■ Aim ■
Which characters from Stoker's story are named in the blog post below about casting Dracula?

Sunday, October 24, 2010

Assembling the Dracula Bad-Dream Team

I haven’t done any research to back up this claim, but I’ll still wager that no book has been adapted to film and video more times than Dracula. Well, maybe The Bible, but who cares about that thing? According to imdb, there are some 175 movies and TV shows that feature someone named “Dracula”, and I’ll further wager that few of those characters haven’t at least tasted blood. As many times as Stoker’s tale has been brought to screens large and small, it has never really been staged with a perfect cast. It’s often the case that so much effort is put into making the vampire a formidable presence that the other characters are reduced to cardboard standees. Or certain Dracula portrayers are so iconic that others can’t help but pale in comparison (Pale! Because vampires are pale! Get it?). But what would be the prefect Dracula cast? Who’s the greatest count? Which Renfield was the most memorable fly-eater? And, nearly as important, which Lucy Westenra best embodied Lucy Westenra and which Quincey Morris made all other Quincey Morrises look like hackneyed hacks? We will try to answer these questions and more as Psychobabble assembles the Dracula Bad-Dream Team! “Bad” Dream Team… because Dracula give you bad dreams! Get it?

Here goes...

■ Saved entries ■
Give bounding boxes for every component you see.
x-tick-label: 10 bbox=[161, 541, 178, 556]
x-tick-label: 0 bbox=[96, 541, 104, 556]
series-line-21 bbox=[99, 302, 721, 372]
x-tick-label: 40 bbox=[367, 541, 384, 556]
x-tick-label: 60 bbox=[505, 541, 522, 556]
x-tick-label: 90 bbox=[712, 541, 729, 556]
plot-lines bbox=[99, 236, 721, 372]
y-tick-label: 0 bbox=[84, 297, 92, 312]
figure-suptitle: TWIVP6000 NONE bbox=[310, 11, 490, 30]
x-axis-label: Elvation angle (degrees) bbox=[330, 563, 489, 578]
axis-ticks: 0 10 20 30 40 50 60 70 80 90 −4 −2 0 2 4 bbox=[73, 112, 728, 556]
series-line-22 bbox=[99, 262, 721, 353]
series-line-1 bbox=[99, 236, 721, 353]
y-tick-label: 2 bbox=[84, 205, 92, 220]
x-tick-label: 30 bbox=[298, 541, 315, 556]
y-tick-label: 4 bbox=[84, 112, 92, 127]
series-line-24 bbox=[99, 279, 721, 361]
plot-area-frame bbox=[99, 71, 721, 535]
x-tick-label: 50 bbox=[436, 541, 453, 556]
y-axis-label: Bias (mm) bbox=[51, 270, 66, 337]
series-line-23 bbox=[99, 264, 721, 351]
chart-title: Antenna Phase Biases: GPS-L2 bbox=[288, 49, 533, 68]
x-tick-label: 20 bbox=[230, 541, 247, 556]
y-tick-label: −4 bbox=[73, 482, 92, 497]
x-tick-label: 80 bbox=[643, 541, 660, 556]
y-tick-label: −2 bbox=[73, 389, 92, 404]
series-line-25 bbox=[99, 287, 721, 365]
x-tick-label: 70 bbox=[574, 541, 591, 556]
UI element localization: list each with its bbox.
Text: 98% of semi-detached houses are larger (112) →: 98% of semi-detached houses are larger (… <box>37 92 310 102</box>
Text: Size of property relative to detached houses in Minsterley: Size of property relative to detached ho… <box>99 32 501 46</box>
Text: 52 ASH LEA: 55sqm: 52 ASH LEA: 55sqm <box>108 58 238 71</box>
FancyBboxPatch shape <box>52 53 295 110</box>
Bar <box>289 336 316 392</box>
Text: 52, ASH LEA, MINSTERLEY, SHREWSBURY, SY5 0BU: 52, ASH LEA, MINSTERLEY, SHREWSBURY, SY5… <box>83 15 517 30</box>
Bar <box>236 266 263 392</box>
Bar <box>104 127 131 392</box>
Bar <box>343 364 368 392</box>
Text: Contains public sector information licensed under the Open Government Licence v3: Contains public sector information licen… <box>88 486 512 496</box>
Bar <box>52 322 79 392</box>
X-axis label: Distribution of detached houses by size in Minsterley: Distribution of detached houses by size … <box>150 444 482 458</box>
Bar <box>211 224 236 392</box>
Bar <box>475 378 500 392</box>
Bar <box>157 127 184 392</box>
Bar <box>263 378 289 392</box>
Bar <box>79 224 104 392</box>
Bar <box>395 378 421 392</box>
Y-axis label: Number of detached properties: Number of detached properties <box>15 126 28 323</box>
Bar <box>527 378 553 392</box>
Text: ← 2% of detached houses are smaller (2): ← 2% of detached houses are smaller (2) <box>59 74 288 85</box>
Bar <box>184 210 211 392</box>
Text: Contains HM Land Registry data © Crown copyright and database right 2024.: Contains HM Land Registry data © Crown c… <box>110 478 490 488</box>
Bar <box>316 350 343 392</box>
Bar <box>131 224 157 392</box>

■ Reply to the exercise ■
Dracula, Renfield, Lucy Westenra, Quincey Morris